The problem: Repeat every line below exactly, word for word.

(Records excerpted from a collection)
═══

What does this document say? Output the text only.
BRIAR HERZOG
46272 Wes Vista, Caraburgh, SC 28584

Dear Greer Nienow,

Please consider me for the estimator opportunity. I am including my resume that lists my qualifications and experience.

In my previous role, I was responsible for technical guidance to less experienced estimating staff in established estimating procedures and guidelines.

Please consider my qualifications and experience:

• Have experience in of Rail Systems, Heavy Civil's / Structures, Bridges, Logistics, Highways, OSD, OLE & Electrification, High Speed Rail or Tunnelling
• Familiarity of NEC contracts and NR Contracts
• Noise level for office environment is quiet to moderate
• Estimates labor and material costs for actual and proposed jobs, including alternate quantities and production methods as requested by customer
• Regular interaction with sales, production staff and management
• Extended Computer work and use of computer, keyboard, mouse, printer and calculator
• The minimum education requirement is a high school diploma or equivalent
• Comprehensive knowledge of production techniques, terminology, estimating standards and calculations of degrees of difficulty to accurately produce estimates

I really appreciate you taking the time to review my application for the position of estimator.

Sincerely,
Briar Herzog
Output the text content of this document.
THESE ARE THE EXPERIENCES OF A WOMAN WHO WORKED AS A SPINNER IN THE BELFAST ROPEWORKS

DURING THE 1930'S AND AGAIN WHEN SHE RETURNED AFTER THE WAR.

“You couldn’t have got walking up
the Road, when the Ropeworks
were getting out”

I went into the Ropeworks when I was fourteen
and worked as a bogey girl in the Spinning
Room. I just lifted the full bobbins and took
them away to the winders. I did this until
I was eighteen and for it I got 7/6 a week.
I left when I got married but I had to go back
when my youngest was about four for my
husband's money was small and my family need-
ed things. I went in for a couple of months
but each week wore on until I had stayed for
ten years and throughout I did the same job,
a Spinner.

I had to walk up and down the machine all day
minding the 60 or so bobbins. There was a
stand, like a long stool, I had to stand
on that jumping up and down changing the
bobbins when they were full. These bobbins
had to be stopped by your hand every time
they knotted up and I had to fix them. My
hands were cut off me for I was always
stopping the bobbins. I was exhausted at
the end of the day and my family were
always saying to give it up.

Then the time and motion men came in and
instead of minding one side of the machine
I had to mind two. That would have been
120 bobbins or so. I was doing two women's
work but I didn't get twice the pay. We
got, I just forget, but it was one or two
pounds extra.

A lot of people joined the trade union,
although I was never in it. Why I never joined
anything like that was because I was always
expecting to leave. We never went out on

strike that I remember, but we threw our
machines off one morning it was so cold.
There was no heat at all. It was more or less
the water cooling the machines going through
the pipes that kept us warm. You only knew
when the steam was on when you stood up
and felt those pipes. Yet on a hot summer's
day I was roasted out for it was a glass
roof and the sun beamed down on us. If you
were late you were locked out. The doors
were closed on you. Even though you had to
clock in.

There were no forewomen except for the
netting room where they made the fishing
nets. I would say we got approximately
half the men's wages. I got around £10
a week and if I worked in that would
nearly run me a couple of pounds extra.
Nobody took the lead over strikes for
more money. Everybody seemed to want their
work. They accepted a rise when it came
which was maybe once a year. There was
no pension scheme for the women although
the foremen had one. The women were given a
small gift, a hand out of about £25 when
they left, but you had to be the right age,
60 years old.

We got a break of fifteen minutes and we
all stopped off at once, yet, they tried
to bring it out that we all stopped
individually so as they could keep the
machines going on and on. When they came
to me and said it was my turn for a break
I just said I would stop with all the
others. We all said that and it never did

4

═══

Answer for this exercise:
What does this document say? Output the text only.
BRIAR HERZOG
46272 Wes Vista, Caraburgh, SC 28584

Dear Greer Nienow,

Please consider me for the estimator opportunity. I am including my resume that lists my qualifications and experience.

In my previous role, I was responsible for technical guidance to less experienced estimating staff in established estimating procedures and guidelines.

Please consider my qualifications and experience:

• Have experience in of Rail Systems, Heavy Civil's / Structures, Bridges, Logistics, Highways, OSD, OLE & Electrification, High Speed Rail or Tunnelling
• Familiarity of NEC contracts and NR Contracts
• Noise level for office environment is quiet to moderate
• Estimates labor and material costs for actual and proposed jobs, including alternate quantities and production methods as requested by customer
• Regular interaction with sales, production staff and management
• Extended Computer work and use of computer, keyboard, mouse, printer and calculator
• The minimum education requirement is a high school diploma or equivalent
• Comprehensive knowledge of production techniques, terminology, estimating standards and calculations of degrees of difficulty to accurately produce estimates

I really appreciate you taking the time to review my application for the position of estimator.

Sincerely,
Briar Herzog
Output the text content of this document.
THESE ARE THE EXPERIENCES OF A WOMAN WHO WORKED AS A SPINNER IN THE BELFAST ROPEWORKS

DURING THE 1930'S AND AGAIN WHEN SHE RETURNED AFTER THE WAR.

“You couldn’t have got walking up
the Road, when the Ropeworks
were getting out”

I went into the Ropeworks when I was fourteen
and worked as a bogey girl in the Spinning
Room. I just lifted the full bobbins and took
them away to the winders. I did this until
I was eighteen and for it I got 7/6 a week.
I left when I got married but I had to go back
when my youngest was about four for my
husband's money was small and my family need-
ed things. I went in for a couple of months
but each week wore on until I had stayed for
ten years and throughout I did the same job,
a Spinner.

I had to walk up and down the machine all day
minding the 60 or so bobbins. There was a
stand, like a long stool, I had to stand
on that jumping up and down changing the
bobbins when they were full. These bobbins
had to be stopped by your hand every time
they knotted up and I had to fix them. My
hands were cut off me for I was always
stopping the bobbins. I was exhausted at
the end of the day and my family were
always saying to give it up.

Then the time and motion men came in and
instead of minding one side of the machine
I had to mind two. That would have been
120 bobbins or so. I was doing two women's
work but I didn't get twice the pay. We
got, I just forget, but it was one or two
pounds extra.

A lot of people joined the trade union,
although I was never in it. Why I never joined
anything like that was because I was always
expecting to leave. We never went out on

strike that I remember, but we threw our
machines off one morning it was so cold.
There was no heat at all. It was more or less
the water cooling the machines going through
the pipes that kept us warm. You only knew
when the steam was on when you stood up
and felt those pipes. Yet on a hot summer's
day I was roasted out for it was a glass
roof and the sun beamed down on us. If you
were late you were locked out. The doors
were closed on you. Even though you had to
clock in.

There were no forewomen except for the
netting room where they made the fishing
nets. I would say we got approximately
half the men's wages. I got around £10
a week and if I worked in that would
nearly run me a couple of pounds extra.
Nobody took the lead over strikes for
more money. Everybody seemed to want their
work. They accepted a rise when it came
which was maybe once a year. There was
no pension scheme for the women although
the foremen had one. The women were given a
small gift, a hand out of about £25 when
they left, but you had to be the right age,
60 years old.

We got a break of fifteen minutes and we
all stopped off at once, yet, they tried
to bring it out that we all stopped
individually so as they could keep the
machines going on and on. When they came
to me and said it was my turn for a break
I just said I would stop with all the
others. We all said that and it never did

4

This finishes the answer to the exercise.